- **Data records**
::::::::::
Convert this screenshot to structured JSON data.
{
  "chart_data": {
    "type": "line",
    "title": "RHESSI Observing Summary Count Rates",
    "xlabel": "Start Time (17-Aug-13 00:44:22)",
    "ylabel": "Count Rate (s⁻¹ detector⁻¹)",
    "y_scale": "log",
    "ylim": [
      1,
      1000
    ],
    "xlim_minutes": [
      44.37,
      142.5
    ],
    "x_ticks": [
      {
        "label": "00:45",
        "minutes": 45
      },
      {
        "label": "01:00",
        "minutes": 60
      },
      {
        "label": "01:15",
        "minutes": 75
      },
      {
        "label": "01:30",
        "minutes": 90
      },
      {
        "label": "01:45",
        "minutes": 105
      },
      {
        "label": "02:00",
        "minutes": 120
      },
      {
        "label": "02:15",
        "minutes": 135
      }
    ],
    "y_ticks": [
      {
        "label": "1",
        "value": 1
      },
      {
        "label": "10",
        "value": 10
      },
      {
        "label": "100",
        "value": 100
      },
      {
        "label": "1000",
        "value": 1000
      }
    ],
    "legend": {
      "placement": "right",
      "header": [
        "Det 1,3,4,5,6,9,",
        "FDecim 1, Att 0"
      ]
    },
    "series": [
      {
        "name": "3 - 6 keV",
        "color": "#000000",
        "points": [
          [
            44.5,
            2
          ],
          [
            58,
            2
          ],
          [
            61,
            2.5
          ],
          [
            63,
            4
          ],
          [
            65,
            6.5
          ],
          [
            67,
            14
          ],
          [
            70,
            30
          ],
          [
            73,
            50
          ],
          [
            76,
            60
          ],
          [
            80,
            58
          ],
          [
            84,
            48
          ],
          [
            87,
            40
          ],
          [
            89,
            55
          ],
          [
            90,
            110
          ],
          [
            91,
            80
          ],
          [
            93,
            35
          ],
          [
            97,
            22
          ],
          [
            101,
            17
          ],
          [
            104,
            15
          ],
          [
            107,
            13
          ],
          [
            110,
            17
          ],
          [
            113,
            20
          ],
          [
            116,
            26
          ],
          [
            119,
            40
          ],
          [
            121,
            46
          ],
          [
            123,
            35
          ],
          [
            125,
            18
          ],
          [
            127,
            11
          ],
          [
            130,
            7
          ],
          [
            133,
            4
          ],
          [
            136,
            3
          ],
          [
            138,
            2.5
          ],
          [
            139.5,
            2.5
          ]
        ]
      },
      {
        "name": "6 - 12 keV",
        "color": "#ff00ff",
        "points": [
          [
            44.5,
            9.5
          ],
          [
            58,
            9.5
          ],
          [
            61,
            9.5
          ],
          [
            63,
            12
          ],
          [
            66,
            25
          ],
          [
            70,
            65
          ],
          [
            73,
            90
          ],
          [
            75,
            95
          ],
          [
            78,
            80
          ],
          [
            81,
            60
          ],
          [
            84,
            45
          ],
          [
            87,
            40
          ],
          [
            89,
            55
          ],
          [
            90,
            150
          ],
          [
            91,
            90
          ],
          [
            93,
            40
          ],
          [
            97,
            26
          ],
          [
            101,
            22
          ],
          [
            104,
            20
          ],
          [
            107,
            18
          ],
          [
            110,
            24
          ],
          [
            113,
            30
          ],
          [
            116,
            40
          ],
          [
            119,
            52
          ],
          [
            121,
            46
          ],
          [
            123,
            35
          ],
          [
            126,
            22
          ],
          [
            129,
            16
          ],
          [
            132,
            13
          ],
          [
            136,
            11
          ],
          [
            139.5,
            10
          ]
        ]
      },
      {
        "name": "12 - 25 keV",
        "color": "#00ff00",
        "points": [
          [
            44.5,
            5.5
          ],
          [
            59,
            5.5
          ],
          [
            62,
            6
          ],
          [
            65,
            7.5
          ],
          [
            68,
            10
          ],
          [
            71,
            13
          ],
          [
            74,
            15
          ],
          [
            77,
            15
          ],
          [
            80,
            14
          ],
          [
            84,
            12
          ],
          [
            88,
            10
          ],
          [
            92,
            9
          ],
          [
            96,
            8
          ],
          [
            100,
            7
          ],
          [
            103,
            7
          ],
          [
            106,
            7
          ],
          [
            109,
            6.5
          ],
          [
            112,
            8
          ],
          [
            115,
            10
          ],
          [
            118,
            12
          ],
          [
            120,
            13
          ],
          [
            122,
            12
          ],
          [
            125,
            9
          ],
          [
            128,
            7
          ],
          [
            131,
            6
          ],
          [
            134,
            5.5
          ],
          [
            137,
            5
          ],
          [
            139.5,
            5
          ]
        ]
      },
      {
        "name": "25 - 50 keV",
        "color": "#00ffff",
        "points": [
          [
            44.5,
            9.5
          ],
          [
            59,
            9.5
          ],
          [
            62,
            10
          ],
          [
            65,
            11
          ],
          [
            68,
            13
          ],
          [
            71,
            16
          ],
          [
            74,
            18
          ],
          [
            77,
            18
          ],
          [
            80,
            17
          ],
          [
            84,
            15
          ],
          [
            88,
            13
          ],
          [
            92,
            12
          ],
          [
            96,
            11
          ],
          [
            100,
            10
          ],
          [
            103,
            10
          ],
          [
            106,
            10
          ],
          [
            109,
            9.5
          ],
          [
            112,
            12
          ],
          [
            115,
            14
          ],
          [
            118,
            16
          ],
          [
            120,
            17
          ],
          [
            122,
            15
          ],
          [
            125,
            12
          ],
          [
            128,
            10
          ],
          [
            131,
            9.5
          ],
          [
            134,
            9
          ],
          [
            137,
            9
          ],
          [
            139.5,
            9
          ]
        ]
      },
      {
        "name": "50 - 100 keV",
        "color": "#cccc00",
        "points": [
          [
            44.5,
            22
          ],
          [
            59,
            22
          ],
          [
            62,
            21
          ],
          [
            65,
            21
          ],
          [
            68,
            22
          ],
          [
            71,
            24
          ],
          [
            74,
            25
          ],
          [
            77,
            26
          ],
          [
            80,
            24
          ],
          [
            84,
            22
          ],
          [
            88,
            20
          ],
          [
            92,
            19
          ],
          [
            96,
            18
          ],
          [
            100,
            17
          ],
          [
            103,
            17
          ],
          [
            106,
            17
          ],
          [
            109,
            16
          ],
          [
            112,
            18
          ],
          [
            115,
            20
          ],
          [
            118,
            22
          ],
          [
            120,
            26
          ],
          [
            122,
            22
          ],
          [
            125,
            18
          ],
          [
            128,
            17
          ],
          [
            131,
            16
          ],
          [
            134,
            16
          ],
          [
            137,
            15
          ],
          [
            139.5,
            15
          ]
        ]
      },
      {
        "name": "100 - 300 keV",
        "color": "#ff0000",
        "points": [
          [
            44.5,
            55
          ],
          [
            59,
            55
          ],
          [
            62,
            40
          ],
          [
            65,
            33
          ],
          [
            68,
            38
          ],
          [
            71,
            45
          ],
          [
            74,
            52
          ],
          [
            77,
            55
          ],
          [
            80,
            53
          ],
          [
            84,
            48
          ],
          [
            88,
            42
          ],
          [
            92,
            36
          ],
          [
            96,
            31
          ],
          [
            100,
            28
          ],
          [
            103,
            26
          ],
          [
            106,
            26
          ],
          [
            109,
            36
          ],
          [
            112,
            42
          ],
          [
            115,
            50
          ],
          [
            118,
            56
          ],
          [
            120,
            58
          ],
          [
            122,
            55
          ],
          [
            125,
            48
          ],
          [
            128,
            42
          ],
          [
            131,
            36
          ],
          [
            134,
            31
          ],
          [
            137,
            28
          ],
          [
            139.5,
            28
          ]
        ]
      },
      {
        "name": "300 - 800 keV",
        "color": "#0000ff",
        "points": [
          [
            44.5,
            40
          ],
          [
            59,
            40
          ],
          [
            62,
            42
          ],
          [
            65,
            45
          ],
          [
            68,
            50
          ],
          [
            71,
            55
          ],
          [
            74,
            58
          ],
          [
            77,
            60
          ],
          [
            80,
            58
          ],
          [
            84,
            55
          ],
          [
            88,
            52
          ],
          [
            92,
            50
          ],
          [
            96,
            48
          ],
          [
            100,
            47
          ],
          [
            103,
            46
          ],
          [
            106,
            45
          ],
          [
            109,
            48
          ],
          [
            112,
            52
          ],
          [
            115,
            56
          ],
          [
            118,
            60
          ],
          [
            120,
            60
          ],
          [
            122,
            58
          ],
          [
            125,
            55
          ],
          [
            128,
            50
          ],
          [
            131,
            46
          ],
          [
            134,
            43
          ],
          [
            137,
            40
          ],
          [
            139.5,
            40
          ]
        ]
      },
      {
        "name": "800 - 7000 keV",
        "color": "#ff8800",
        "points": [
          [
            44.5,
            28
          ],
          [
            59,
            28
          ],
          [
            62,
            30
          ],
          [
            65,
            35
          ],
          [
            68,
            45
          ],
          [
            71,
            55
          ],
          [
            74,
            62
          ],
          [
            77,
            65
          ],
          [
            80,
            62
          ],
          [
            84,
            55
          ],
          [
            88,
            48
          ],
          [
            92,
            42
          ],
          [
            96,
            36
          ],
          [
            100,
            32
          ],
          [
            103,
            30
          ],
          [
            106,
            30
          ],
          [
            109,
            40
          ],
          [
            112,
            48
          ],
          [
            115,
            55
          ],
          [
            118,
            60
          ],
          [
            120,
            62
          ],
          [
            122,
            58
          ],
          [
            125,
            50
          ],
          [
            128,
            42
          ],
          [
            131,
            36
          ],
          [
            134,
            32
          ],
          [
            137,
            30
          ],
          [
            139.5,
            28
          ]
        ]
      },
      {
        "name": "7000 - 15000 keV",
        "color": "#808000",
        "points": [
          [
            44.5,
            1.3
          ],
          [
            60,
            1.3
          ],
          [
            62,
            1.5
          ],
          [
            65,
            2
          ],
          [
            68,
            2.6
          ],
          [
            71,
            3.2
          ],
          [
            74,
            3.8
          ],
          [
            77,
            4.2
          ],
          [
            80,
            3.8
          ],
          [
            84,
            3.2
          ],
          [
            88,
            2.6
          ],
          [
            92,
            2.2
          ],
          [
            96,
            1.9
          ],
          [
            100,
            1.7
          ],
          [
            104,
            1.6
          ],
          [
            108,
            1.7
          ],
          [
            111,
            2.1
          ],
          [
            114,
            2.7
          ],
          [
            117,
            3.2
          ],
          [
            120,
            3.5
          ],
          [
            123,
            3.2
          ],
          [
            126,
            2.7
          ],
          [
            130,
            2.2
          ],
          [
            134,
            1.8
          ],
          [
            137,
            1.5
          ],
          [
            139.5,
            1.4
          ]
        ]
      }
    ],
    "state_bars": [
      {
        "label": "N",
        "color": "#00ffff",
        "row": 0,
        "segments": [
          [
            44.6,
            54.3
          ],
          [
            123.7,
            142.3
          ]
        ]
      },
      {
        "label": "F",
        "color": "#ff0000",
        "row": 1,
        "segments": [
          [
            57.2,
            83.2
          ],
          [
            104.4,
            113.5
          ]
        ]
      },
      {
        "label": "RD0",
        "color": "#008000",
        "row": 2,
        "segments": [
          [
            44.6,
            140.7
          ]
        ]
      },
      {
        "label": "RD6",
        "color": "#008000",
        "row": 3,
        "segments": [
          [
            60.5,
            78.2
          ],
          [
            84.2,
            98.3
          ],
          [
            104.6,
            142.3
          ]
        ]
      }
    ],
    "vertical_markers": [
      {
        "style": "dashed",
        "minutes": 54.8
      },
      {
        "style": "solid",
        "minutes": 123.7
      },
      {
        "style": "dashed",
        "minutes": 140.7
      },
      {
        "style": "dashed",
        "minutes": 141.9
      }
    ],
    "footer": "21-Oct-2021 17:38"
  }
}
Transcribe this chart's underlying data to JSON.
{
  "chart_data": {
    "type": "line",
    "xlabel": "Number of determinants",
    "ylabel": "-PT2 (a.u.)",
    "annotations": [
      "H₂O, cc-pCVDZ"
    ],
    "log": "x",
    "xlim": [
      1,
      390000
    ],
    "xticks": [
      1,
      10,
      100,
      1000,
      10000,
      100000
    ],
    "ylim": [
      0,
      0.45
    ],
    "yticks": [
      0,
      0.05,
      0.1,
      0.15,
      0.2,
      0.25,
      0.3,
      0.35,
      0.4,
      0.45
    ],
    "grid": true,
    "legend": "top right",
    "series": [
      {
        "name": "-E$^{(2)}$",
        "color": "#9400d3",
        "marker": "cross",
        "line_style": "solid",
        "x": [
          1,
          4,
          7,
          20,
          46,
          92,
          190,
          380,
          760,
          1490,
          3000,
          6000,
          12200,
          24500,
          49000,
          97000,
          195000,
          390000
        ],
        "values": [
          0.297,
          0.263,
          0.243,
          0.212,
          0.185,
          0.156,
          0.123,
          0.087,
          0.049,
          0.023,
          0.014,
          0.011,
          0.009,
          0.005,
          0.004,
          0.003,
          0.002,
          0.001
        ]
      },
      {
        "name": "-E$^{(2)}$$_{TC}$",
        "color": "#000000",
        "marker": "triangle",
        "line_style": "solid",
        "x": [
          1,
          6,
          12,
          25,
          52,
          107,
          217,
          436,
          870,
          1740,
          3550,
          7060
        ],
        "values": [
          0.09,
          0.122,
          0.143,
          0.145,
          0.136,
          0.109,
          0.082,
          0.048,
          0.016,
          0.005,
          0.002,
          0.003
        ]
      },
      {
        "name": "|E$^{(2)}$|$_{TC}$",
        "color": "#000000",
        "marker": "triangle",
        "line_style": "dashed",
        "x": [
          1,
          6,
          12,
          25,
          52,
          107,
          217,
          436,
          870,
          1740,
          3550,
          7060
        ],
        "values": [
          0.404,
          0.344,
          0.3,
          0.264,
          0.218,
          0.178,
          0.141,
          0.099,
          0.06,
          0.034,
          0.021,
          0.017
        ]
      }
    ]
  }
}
::::::::::
- **Set task**
Make a tally of the lines in this data that include the string "xlabel", and answer with that tally alone.

- **Reply to the task**
2